## Start
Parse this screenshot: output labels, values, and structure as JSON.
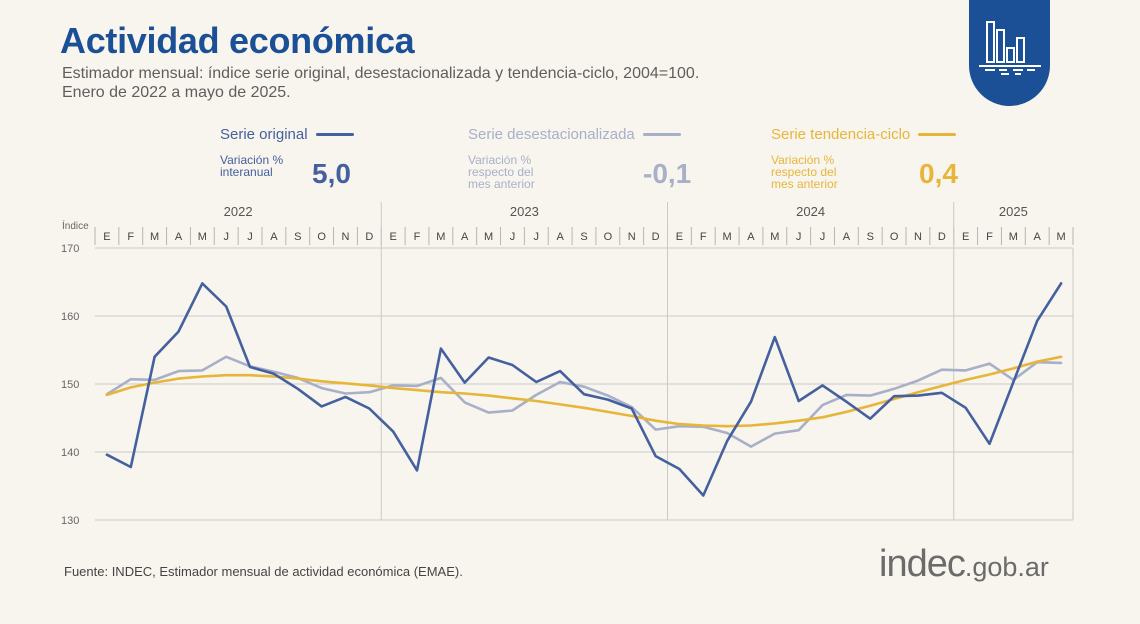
{
  "title": "Actividad económica",
  "subtitle": [
    "Estimador mensual: índice serie original, desestacionalizada y tendencia-ciclo, 2004=100.",
    "Enero de 2022 a mayo de 2025."
  ],
  "legend": {
    "original": {
      "name": "Serie original",
      "var_label": [
        "Variación %",
        "interanual"
      ],
      "value": "5,0",
      "color": "#44609e"
    },
    "desest": {
      "name": "Serie desestacionalizada",
      "var_label": [
        "Variación %",
        "respecto del",
        "mes anterior"
      ],
      "value": "-0,1",
      "color": "#a8b0c9"
    },
    "tendencia": {
      "name": "Serie tendencia-ciclo",
      "var_label": [
        "Variación %",
        "respecto del",
        "mes anterior"
      ],
      "value": "0,4",
      "color": "#e7b53a"
    }
  },
  "chart_data": {
    "type": "line",
    "ylabel": "Índice",
    "ylim": [
      130,
      170
    ],
    "yticks": [
      130,
      140,
      150,
      160,
      170
    ],
    "years": [
      {
        "label": "2022",
        "start": 0,
        "months": 12
      },
      {
        "label": "2023",
        "start": 12,
        "months": 12
      },
      {
        "label": "2024",
        "start": 24,
        "months": 12
      },
      {
        "label": "2025",
        "start": 36,
        "months": 5
      }
    ],
    "month_labels": [
      "E",
      "F",
      "M",
      "A",
      "M",
      "J",
      "J",
      "A",
      "S",
      "O",
      "N",
      "D",
      "E",
      "F",
      "M",
      "A",
      "M",
      "J",
      "J",
      "A",
      "S",
      "O",
      "N",
      "D",
      "E",
      "F",
      "M",
      "A",
      "M",
      "J",
      "J",
      "A",
      "S",
      "O",
      "N",
      "D",
      "E",
      "F",
      "M",
      "A",
      "M"
    ],
    "series": [
      {
        "name": "Serie original",
        "color": "#44609e",
        "values": [
          139.6,
          137.8,
          154.0,
          157.7,
          164.8,
          161.4,
          152.5,
          151.5,
          149.3,
          146.7,
          148.1,
          146.4,
          143.0,
          137.3,
          155.2,
          150.2,
          153.9,
          152.8,
          150.3,
          151.9,
          148.5,
          147.7,
          146.4,
          139.4,
          137.5,
          133.6,
          141.6,
          147.4,
          156.9,
          147.5,
          149.8,
          147.4,
          144.9,
          148.2,
          148.3,
          148.7,
          146.5,
          141.2,
          150.3,
          159.3,
          164.8
        ]
      },
      {
        "name": "Serie desestacionalizada",
        "color": "#a8b0c9",
        "values": [
          148.5,
          150.7,
          150.6,
          151.9,
          152.0,
          154.0,
          152.6,
          151.8,
          150.9,
          149.4,
          148.6,
          148.8,
          149.8,
          149.7,
          150.9,
          147.3,
          145.8,
          146.1,
          148.4,
          150.3,
          149.6,
          148.3,
          146.6,
          143.3,
          143.8,
          143.7,
          142.8,
          140.8,
          142.7,
          143.2,
          146.9,
          148.4,
          148.3,
          149.3,
          150.5,
          152.1,
          152.0,
          153.0,
          150.6,
          153.2,
          153.1
        ]
      },
      {
        "name": "Serie tendencia-ciclo",
        "color": "#e7b53a",
        "values": [
          148.4,
          149.5,
          150.2,
          150.8,
          151.1,
          151.3,
          151.3,
          151.1,
          150.8,
          150.4,
          150.1,
          149.8,
          149.4,
          149.1,
          148.8,
          148.6,
          148.3,
          147.9,
          147.5,
          147.0,
          146.5,
          145.9,
          145.3,
          144.6,
          144.1,
          143.9,
          143.8,
          143.9,
          144.2,
          144.6,
          145.1,
          145.9,
          146.8,
          147.8,
          148.8,
          149.7,
          150.6,
          151.4,
          152.3,
          153.3,
          154.0
        ]
      }
    ]
  },
  "source": "Fuente: INDEC, Estimador mensual de actividad económica (EMAE).",
  "logo": {
    "main": "indec",
    "suffix": ".gob.ar"
  },
  "badge_icon": "chart-icon"
}
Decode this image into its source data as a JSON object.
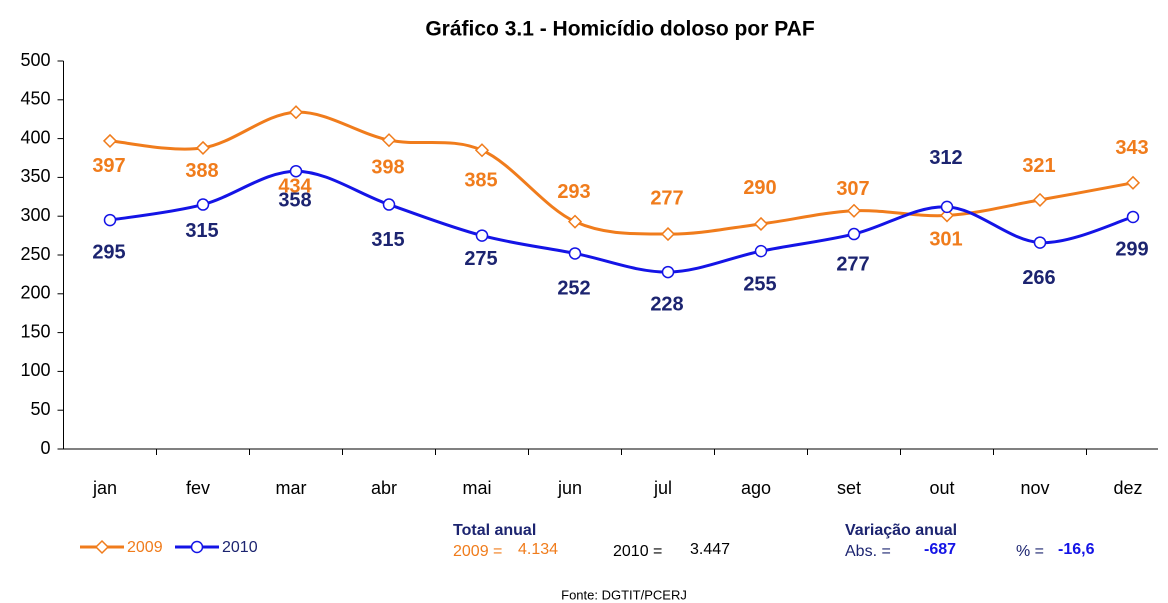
{
  "chart_data": {
    "type": "line",
    "title": "Gráfico 3.1 - Homicídio doloso por PAF",
    "categories": [
      "jan",
      "fev",
      "mar",
      "abr",
      "mai",
      "jun",
      "jul",
      "ago",
      "set",
      "out",
      "nov",
      "dez"
    ],
    "series": [
      {
        "name": "2009",
        "color": "#f07c1c",
        "label_color": "#f07c1c",
        "marker": "diamond",
        "values": [
          397,
          388,
          434,
          398,
          385,
          293,
          277,
          290,
          307,
          301,
          321,
          343
        ]
      },
      {
        "name": "2010",
        "color": "#1414e6",
        "label_color": "#1c2470",
        "marker": "circle",
        "values": [
          295,
          315,
          358,
          315,
          275,
          252,
          228,
          255,
          277,
          312,
          266,
          299
        ]
      }
    ],
    "ylim": [
      0,
      500
    ],
    "yticks": [
      0,
      50,
      100,
      150,
      200,
      250,
      300,
      350,
      400,
      450,
      500
    ],
    "grid": false,
    "smooth": true,
    "annotations": {
      "total_title": "Total anual",
      "total_2009_label": "2009 =",
      "total_2009": "4.134",
      "total_2010_label": "2010 =",
      "total_2010": "3.447",
      "variation_title": "Variação anual",
      "abs_label": "Abs. =",
      "abs_value": "-687",
      "pct_label": "% =",
      "pct_value": "-16,6",
      "source": "Fonte: DGTIT/PCERJ"
    }
  }
}
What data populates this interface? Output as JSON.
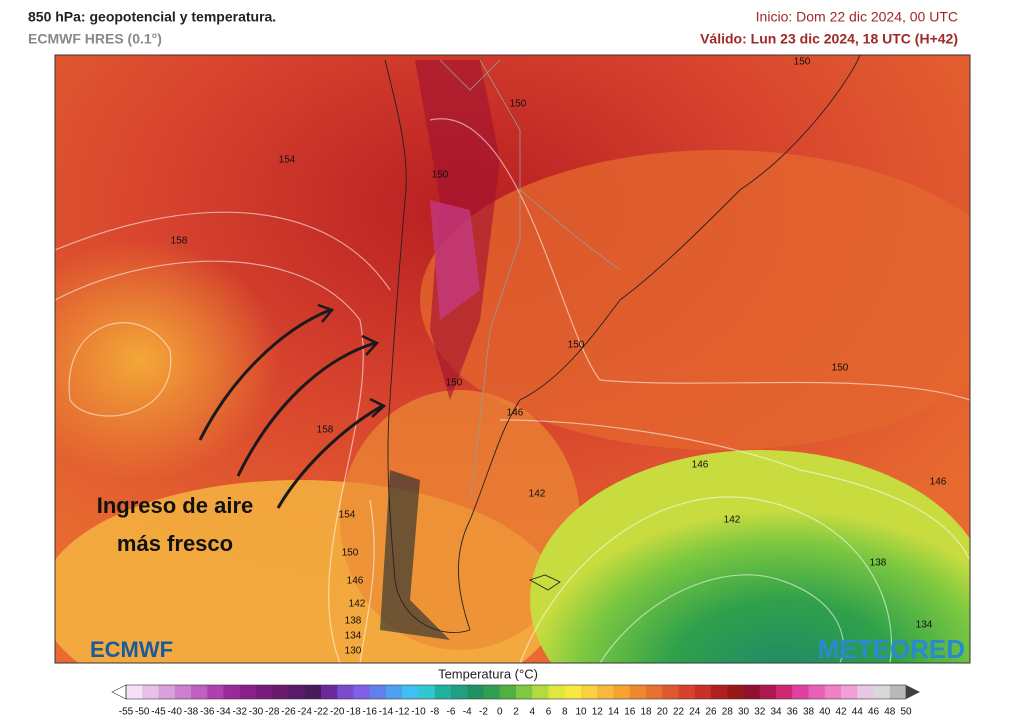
{
  "header": {
    "title": "850 hPa: geopotencial y temperatura.",
    "model": "ECMWF HRES (0.1°)",
    "init": "Inicio: Dom 22 dic 2024, 00 UTC",
    "valid": "Válido: Lun 23 dic 2024, 18 UTC (H+42)"
  },
  "map": {
    "contour_labels": [
      154,
      158,
      150,
      150,
      150,
      150,
      150,
      150,
      146,
      158,
      142,
      146,
      146,
      142,
      154,
      150,
      146,
      142,
      138,
      134,
      130,
      138,
      134
    ],
    "annotation": [
      "Ingreso de aire",
      "más fresco"
    ],
    "logos": [
      "ECMWF",
      "METEORED"
    ]
  },
  "colorbar": {
    "title": "Temperatura (°C)",
    "ticks": [
      -55,
      -50,
      -45,
      -40,
      -38,
      -36,
      -34,
      -32,
      -30,
      -28,
      -26,
      -24,
      -22,
      -20,
      -18,
      -16,
      -14,
      -12,
      -10,
      -8,
      -6,
      -4,
      -2,
      0,
      2,
      4,
      6,
      8,
      10,
      12,
      14,
      16,
      18,
      20,
      22,
      24,
      26,
      28,
      30,
      32,
      34,
      36,
      38,
      40,
      42,
      44,
      46,
      48,
      50
    ],
    "colors": [
      "#f5e0f5",
      "#e8c0e8",
      "#d9a0d9",
      "#cc80cc",
      "#bf60bf",
      "#b040b0",
      "#9a2a9a",
      "#8a1f8a",
      "#7a1a7a",
      "#6a1a6a",
      "#5a1a6a",
      "#4a1a5a",
      "#6a2a9a",
      "#7a4ad0",
      "#8060e8",
      "#6080f0",
      "#50a0f0",
      "#40c0f0",
      "#30c8d0",
      "#20b0a0",
      "#20a080",
      "#209060",
      "#30a050",
      "#50b040",
      "#80c840",
      "#b0dc40",
      "#e0e840",
      "#f8e840",
      "#f8d040",
      "#f8b840",
      "#f8a030",
      "#f08830",
      "#e87030",
      "#e05830",
      "#d84030",
      "#c83028",
      "#b02020",
      "#981818",
      "#901030",
      "#b01850",
      "#d02870",
      "#e040a0",
      "#e860b8",
      "#f080c8",
      "#f0a0d8",
      "#e8c8e8",
      "#d8d8d8",
      "#b8b8b8"
    ],
    "under_color": "#ffffff",
    "over_color": "#404040"
  }
}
## End
■ **Task instructions**: All entries are to be retyped exactly. Omit any embedded images.

■ **The answer**:
Parse this screenshot: output labels, values, and structure as JSON.
{
  "title": "Actividad económica",
  "subtitle": [
    "Estimador mensual: índice serie original, desestacionalizada y tendencia-ciclo, 2004=100.",
    "Enero de 2022 a mayo de 2025."
  ],
  "legend": {
    "original": {
      "name": "Serie original",
      "var_label": [
        "Variación %",
        "interanual"
      ],
      "value": "5,0",
      "color": "#44609e"
    },
    "desest": {
      "name": "Serie desestacionalizada",
      "var_label": [
        "Variación %",
        "respecto del",
        "mes anterior"
      ],
      "value": "-0,1",
      "color": "#a8b0c9"
    },
    "tendencia": {
      "name": "Serie tendencia-ciclo",
      "var_label": [
        "Variación %",
        "respecto del",
        "mes anterior"
      ],
      "value": "0,4",
      "color": "#e7b53a"
    }
  },
  "chart_data": {
    "type": "line",
    "ylabel": "Índice",
    "ylim": [
      130,
      170
    ],
    "yticks": [
      130,
      140,
      150,
      160,
      170
    ],
    "years": [
      {
        "label": "2022",
        "start": 0,
        "months": 12
      },
      {
        "label": "2023",
        "start": 12,
        "months": 12
      },
      {
        "label": "2024",
        "start": 24,
        "months": 12
      },
      {
        "label": "2025",
        "start": 36,
        "months": 5
      }
    ],
    "month_labels": [
      "E",
      "F",
      "M",
      "A",
      "M",
      "J",
      "J",
      "A",
      "S",
      "O",
      "N",
      "D",
      "E",
      "F",
      "M",
      "A",
      "M",
      "J",
      "J",
      "A",
      "S",
      "O",
      "N",
      "D",
      "E",
      "F",
      "M",
      "A",
      "M",
      "J",
      "J",
      "A",
      "S",
      "O",
      "N",
      "D",
      "E",
      "F",
      "M",
      "A",
      "M"
    ],
    "series": [
      {
        "name": "Serie original",
        "color": "#44609e",
        "values": [
          139.6,
          137.8,
          154.0,
          157.7,
          164.8,
          161.4,
          152.5,
          151.5,
          149.3,
          146.7,
          148.1,
          146.4,
          143.0,
          137.3,
          155.2,
          150.2,
          153.9,
          152.8,
          150.3,
          151.9,
          148.5,
          147.7,
          146.4,
          139.4,
          137.5,
          133.6,
          141.6,
          147.4,
          156.9,
          147.5,
          149.8,
          147.4,
          144.9,
          148.2,
          148.3,
          148.7,
          146.5,
          141.2,
          150.3,
          159.3,
          164.8
        ]
      },
      {
        "name": "Serie desestacionalizada",
        "color": "#a8b0c9",
        "values": [
          148.5,
          150.7,
          150.6,
          151.9,
          152.0,
          154.0,
          152.6,
          151.8,
          150.9,
          149.4,
          148.6,
          148.8,
          149.8,
          149.7,
          150.9,
          147.3,
          145.8,
          146.1,
          148.4,
          150.3,
          149.6,
          148.3,
          146.6,
          143.3,
          143.8,
          143.7,
          142.8,
          140.8,
          142.7,
          143.2,
          146.9,
          148.4,
          148.3,
          149.3,
          150.5,
          152.1,
          152.0,
          153.0,
          150.6,
          153.2,
          153.1
        ]
      },
      {
        "name": "Serie tendencia-ciclo",
        "color": "#e7b53a",
        "values": [
          148.4,
          149.5,
          150.2,
          150.8,
          151.1,
          151.3,
          151.3,
          151.1,
          150.8,
          150.4,
          150.1,
          149.8,
          149.4,
          149.1,
          148.8,
          148.6,
          148.3,
          147.9,
          147.5,
          147.0,
          146.5,
          145.9,
          145.3,
          144.6,
          144.1,
          143.9,
          143.8,
          143.9,
          144.2,
          144.6,
          145.1,
          145.9,
          146.8,
          147.8,
          148.8,
          149.7,
          150.6,
          151.4,
          152.3,
          153.3,
          154.0
        ]
      }
    ]
  },
  "source": "Fuente: INDEC, Estimador mensual de actividad económica (EMAE).",
  "logo": {
    "main": "indec",
    "suffix": ".gob.ar"
  },
  "badge_icon": "chart-icon"
}
Decode this image into its source data as a JSON object.
{
  "chart_data": {
    "type": "line",
    "title": "Gráfico 3.1 - Homicídio doloso por PAF",
    "categories": [
      "jan",
      "fev",
      "mar",
      "abr",
      "mai",
      "jun",
      "jul",
      "ago",
      "set",
      "out",
      "nov",
      "dez"
    ],
    "series": [
      {
        "name": "2009",
        "color": "#f07c1c",
        "label_color": "#f07c1c",
        "marker": "diamond",
        "values": [
          397,
          388,
          434,
          398,
          385,
          293,
          277,
          290,
          307,
          301,
          321,
          343
        ]
      },
      {
        "name": "2010",
        "color": "#1414e6",
        "label_color": "#1c2470",
        "marker": "circle",
        "values": [
          295,
          315,
          358,
          315,
          275,
          252,
          228,
          255,
          277,
          312,
          266,
          299
        ]
      }
    ],
    "ylim": [
      0,
      500
    ],
    "yticks": [
      0,
      50,
      100,
      150,
      200,
      250,
      300,
      350,
      400,
      450,
      500
    ],
    "grid": false,
    "smooth": true,
    "annotations": {
      "total_title": "Total anual",
      "total_2009_label": "2009 =",
      "total_2009": "4.134",
      "total_2010_label": "2010 =",
      "total_2010": "3.447",
      "variation_title": "Variação anual",
      "abs_label": "Abs. =",
      "abs_value": "-687",
      "pct_label": "% =",
      "pct_value": "-16,6",
      "source": "Fonte: DGTIT/PCERJ"
    }
  }
}
What data populates this interface? Output as JSON.
{
  "header": {
    "title": "850 hPa: geopotencial y temperatura.",
    "model": "ECMWF HRES (0.1°)",
    "init": "Inicio: Dom 22 dic 2024, 00 UTC",
    "valid": "Válido: Lun 23 dic 2024, 18 UTC (H+42)"
  },
  "map": {
    "contour_labels": [
      154,
      158,
      150,
      150,
      150,
      150,
      150,
      150,
      146,
      158,
      142,
      146,
      146,
      142,
      154,
      150,
      146,
      142,
      138,
      134,
      130,
      138,
      134
    ],
    "annotation": [
      "Ingreso de aire",
      "más fresco"
    ],
    "logos": [
      "ECMWF",
      "METEORED"
    ]
  },
  "colorbar": {
    "title": "Temperatura (°C)",
    "ticks": [
      -55,
      -50,
      -45,
      -40,
      -38,
      -36,
      -34,
      -32,
      -30,
      -28,
      -26,
      -24,
      -22,
      -20,
      -18,
      -16,
      -14,
      -12,
      -10,
      -8,
      -6,
      -4,
      -2,
      0,
      2,
      4,
      6,
      8,
      10,
      12,
      14,
      16,
      18,
      20,
      22,
      24,
      26,
      28,
      30,
      32,
      34,
      36,
      38,
      40,
      42,
      44,
      46,
      48,
      50
    ],
    "colors": [
      "#f5e0f5",
      "#e8c0e8",
      "#d9a0d9",
      "#cc80cc",
      "#bf60bf",
      "#b040b0",
      "#9a2a9a",
      "#8a1f8a",
      "#7a1a7a",
      "#6a1a6a",
      "#5a1a6a",
      "#4a1a5a",
      "#6a2a9a",
      "#7a4ad0",
      "#8060e8",
      "#6080f0",
      "#50a0f0",
      "#40c0f0",
      "#30c8d0",
      "#20b0a0",
      "#20a080",
      "#209060",
      "#30a050",
      "#50b040",
      "#80c840",
      "#b0dc40",
      "#e0e840",
      "#f8e840",
      "#f8d040",
      "#f8b840",
      "#f8a030",
      "#f08830",
      "#e87030",
      "#e05830",
      "#d84030",
      "#c83028",
      "#b02020",
      "#981818",
      "#901030",
      "#b01850",
      "#d02870",
      "#e040a0",
      "#e860b8",
      "#f080c8",
      "#f0a0d8",
      "#e8c8e8",
      "#d8d8d8",
      "#b8b8b8"
    ],
    "under_color": "#ffffff",
    "over_color": "#404040"
  }
}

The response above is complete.